━━ Material ━━

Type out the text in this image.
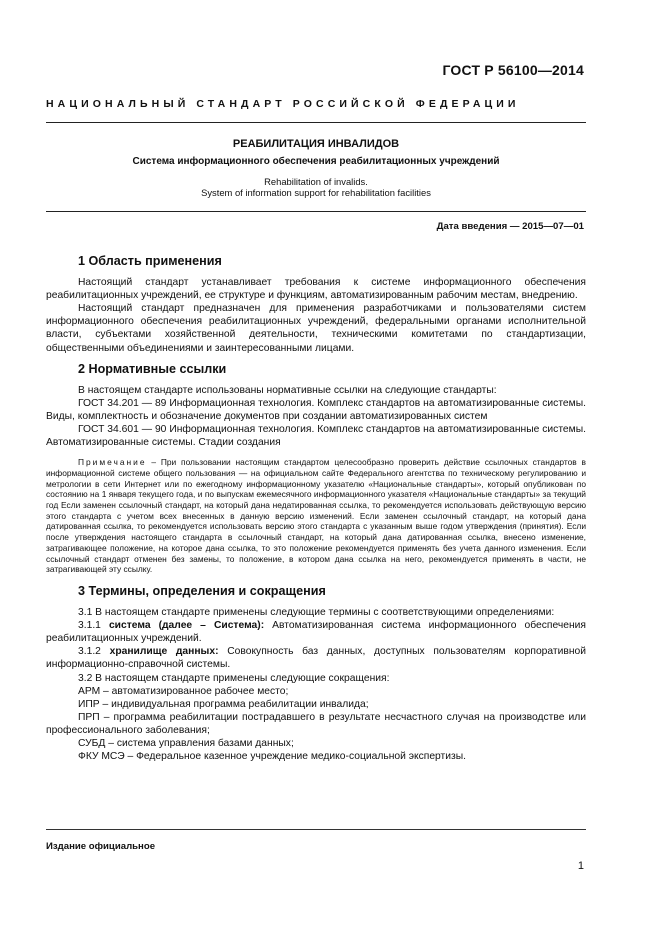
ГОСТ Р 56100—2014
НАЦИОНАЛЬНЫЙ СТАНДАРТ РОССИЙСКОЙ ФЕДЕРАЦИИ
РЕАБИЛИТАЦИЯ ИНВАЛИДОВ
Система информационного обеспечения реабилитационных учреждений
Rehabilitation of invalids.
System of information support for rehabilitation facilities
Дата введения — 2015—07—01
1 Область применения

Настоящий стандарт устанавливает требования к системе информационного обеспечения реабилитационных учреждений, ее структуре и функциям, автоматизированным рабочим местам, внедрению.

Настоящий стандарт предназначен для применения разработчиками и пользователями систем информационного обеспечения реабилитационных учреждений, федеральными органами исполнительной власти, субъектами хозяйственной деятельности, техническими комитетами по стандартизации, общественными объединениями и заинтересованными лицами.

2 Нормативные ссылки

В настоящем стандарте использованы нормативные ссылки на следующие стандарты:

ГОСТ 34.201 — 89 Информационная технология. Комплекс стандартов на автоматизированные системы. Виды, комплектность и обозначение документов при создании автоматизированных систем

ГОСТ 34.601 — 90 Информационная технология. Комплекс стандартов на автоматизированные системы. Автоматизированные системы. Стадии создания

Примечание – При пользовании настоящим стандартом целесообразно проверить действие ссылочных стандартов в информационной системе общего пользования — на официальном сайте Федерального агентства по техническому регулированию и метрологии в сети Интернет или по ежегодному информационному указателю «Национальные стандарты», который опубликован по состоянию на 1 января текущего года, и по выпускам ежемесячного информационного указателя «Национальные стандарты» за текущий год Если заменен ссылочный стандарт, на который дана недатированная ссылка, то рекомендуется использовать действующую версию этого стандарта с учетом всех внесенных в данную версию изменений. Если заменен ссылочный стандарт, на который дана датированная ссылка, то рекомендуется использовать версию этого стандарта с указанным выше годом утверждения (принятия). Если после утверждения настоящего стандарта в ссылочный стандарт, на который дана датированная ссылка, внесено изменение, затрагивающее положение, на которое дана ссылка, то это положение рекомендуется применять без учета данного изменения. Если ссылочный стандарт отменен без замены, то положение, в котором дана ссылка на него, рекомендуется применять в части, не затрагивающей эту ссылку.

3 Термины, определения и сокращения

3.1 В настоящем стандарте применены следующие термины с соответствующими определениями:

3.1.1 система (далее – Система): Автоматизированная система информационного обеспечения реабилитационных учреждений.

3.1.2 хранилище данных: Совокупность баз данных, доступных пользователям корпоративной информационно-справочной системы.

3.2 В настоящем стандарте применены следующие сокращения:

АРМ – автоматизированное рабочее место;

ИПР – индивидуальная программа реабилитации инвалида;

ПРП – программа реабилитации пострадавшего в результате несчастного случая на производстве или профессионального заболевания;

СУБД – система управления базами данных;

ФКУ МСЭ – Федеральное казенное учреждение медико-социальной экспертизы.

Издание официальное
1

━━━
━━ Material ━━

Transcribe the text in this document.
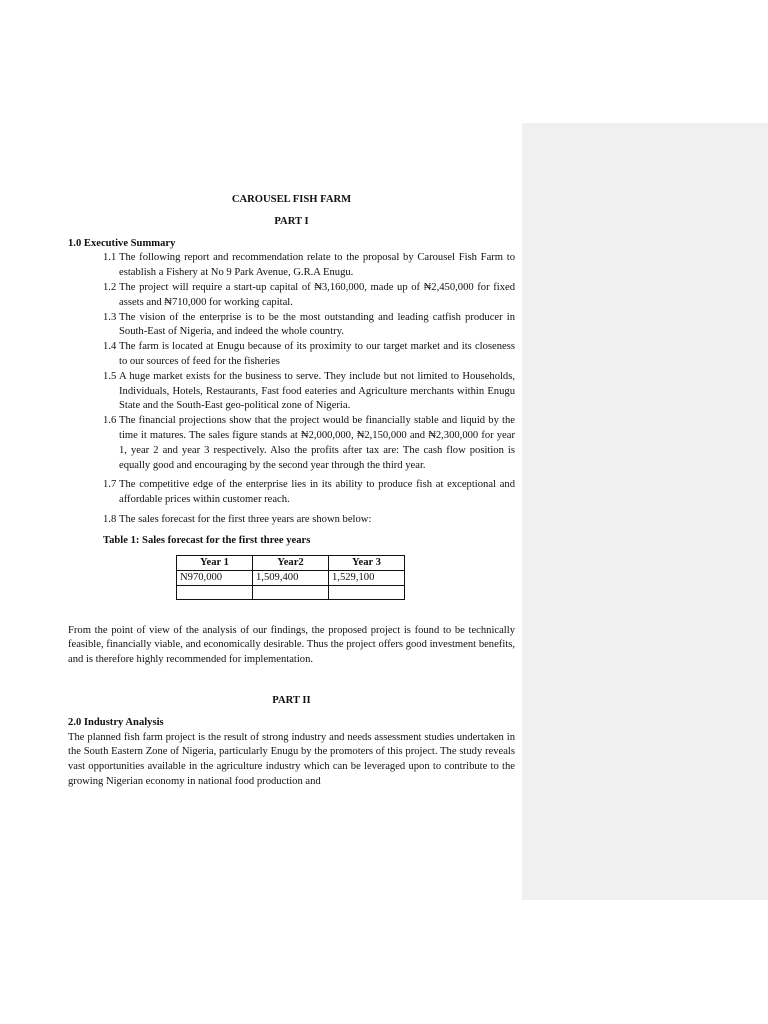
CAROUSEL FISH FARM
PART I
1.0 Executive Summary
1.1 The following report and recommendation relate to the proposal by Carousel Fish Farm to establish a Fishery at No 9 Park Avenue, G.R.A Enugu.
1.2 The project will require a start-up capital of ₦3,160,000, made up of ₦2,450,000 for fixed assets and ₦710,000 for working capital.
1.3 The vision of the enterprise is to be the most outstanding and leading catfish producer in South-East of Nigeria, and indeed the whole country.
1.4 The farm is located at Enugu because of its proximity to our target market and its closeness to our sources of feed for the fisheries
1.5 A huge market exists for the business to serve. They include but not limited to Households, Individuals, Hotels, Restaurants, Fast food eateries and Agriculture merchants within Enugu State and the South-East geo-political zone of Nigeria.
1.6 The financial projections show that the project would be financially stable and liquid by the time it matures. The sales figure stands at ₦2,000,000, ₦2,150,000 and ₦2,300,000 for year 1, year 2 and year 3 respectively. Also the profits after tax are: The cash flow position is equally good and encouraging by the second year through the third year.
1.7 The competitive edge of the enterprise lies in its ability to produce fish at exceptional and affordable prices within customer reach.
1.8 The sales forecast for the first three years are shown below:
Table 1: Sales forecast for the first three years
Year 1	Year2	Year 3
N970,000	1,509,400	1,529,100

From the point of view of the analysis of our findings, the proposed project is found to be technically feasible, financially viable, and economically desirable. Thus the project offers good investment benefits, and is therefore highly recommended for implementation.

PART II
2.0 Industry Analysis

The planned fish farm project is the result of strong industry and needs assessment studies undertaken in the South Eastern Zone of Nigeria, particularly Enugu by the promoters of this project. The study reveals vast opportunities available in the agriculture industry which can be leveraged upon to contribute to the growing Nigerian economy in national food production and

━━━

» Stated exercise: Go through the listing above and locate each line that holds the word "программа". Copy those lines.

» Written answer:
ИПР – индивидуальная программа реабилитации инвалида;
ПРП – программа реабилитации пострадавшего в результате несчастного случая на производстве или профессионального заболевания;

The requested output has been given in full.